**Directive:**
Copy out every line containing the word "JSON".
<<<<
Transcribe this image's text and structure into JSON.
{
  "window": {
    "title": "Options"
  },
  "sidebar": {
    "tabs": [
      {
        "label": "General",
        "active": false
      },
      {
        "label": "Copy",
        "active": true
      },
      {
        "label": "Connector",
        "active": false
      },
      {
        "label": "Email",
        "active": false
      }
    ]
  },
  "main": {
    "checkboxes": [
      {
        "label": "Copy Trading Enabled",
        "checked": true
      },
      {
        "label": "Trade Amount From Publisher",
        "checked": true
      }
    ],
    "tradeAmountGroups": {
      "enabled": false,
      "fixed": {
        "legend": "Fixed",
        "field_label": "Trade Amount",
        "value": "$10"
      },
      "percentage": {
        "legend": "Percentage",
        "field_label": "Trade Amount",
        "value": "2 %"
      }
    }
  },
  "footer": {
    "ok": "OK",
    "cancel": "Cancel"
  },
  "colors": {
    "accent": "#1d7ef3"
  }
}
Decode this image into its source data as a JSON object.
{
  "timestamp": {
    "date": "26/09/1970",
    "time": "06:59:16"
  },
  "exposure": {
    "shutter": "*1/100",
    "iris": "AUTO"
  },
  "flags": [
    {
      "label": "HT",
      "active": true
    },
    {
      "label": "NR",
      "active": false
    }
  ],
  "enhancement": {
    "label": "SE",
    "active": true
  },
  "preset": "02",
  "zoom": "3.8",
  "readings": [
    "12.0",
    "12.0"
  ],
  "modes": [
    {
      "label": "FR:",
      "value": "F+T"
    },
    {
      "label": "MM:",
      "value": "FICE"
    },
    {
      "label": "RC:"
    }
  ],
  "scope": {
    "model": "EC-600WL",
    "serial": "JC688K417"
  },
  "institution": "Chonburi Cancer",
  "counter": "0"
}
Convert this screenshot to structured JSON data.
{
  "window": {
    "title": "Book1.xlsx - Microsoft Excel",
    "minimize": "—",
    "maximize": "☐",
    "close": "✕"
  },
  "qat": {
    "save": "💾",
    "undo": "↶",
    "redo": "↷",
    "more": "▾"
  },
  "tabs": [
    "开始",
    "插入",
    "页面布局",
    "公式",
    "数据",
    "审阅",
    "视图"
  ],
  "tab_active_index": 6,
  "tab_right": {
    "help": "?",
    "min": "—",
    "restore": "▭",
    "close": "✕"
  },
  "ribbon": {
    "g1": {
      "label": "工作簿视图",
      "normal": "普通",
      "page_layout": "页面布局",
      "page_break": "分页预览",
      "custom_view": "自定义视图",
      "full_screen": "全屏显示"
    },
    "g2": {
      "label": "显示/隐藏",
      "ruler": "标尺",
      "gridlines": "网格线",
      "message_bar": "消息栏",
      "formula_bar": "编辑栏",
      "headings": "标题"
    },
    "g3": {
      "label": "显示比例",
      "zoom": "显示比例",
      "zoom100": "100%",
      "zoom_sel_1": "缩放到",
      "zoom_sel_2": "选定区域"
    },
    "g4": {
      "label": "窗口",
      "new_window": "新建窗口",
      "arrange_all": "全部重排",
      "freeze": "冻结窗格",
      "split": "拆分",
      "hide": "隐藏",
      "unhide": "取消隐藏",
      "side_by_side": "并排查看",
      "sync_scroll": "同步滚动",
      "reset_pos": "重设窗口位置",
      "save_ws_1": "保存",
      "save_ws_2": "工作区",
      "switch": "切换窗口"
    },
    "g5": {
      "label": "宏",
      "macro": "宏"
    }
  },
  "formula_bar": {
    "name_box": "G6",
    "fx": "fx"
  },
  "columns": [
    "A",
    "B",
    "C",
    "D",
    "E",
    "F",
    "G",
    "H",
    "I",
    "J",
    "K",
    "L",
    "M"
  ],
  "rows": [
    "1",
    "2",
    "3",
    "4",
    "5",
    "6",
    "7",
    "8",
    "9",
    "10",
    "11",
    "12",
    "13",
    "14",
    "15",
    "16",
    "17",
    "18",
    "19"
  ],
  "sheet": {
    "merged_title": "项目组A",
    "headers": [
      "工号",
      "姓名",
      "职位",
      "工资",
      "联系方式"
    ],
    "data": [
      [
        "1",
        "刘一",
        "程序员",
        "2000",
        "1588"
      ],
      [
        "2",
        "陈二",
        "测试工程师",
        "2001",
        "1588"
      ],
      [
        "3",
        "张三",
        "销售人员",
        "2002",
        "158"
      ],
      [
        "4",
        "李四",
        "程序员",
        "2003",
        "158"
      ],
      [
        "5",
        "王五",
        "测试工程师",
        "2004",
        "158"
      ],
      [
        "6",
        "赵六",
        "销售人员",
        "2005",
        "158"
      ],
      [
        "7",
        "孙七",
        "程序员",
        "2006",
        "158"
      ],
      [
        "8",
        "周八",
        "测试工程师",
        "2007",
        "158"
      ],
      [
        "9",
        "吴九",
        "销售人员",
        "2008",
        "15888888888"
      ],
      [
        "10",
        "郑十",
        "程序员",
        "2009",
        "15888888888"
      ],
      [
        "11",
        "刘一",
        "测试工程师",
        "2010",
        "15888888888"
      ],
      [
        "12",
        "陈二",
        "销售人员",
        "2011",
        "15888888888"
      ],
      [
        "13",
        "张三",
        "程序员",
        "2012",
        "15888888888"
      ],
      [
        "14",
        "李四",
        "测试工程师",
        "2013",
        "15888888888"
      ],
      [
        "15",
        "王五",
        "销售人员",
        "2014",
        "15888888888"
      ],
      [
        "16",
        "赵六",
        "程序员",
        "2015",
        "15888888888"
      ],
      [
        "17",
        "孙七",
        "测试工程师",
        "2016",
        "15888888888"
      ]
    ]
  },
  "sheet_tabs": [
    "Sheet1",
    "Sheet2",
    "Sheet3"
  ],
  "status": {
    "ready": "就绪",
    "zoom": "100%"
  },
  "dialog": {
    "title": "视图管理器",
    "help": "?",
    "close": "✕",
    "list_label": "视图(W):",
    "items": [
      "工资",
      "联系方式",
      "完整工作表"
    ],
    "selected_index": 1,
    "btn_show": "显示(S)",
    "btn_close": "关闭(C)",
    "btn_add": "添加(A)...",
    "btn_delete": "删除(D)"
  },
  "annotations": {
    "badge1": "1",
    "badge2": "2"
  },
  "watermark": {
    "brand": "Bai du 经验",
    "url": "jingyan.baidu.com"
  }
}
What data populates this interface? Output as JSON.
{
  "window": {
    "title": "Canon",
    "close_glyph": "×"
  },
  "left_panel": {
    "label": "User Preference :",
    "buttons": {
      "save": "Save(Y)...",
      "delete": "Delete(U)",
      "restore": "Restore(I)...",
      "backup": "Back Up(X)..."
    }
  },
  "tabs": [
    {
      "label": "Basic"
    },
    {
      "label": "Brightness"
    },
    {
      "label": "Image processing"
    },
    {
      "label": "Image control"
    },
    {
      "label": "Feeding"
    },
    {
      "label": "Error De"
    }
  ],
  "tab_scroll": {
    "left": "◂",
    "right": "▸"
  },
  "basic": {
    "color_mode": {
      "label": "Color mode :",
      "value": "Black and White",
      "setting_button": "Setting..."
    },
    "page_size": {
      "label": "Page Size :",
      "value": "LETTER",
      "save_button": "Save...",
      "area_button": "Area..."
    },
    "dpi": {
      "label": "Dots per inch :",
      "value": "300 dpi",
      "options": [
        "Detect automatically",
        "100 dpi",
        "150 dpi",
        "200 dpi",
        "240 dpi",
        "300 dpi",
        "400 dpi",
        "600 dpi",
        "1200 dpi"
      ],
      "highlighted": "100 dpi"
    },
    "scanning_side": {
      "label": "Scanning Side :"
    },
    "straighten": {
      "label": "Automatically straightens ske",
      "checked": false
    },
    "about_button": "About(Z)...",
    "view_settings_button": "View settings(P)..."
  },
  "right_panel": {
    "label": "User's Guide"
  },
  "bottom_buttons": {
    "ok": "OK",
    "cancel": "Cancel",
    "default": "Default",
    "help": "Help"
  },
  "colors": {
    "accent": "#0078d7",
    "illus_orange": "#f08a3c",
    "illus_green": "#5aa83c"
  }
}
>>>>
**Answer in full:**
Transcribe this image's text and structure into JSON.
Decode this image into its source data as a JSON object.
Convert this screenshot to structured JSON data.
What data populates this interface? Output as JSON.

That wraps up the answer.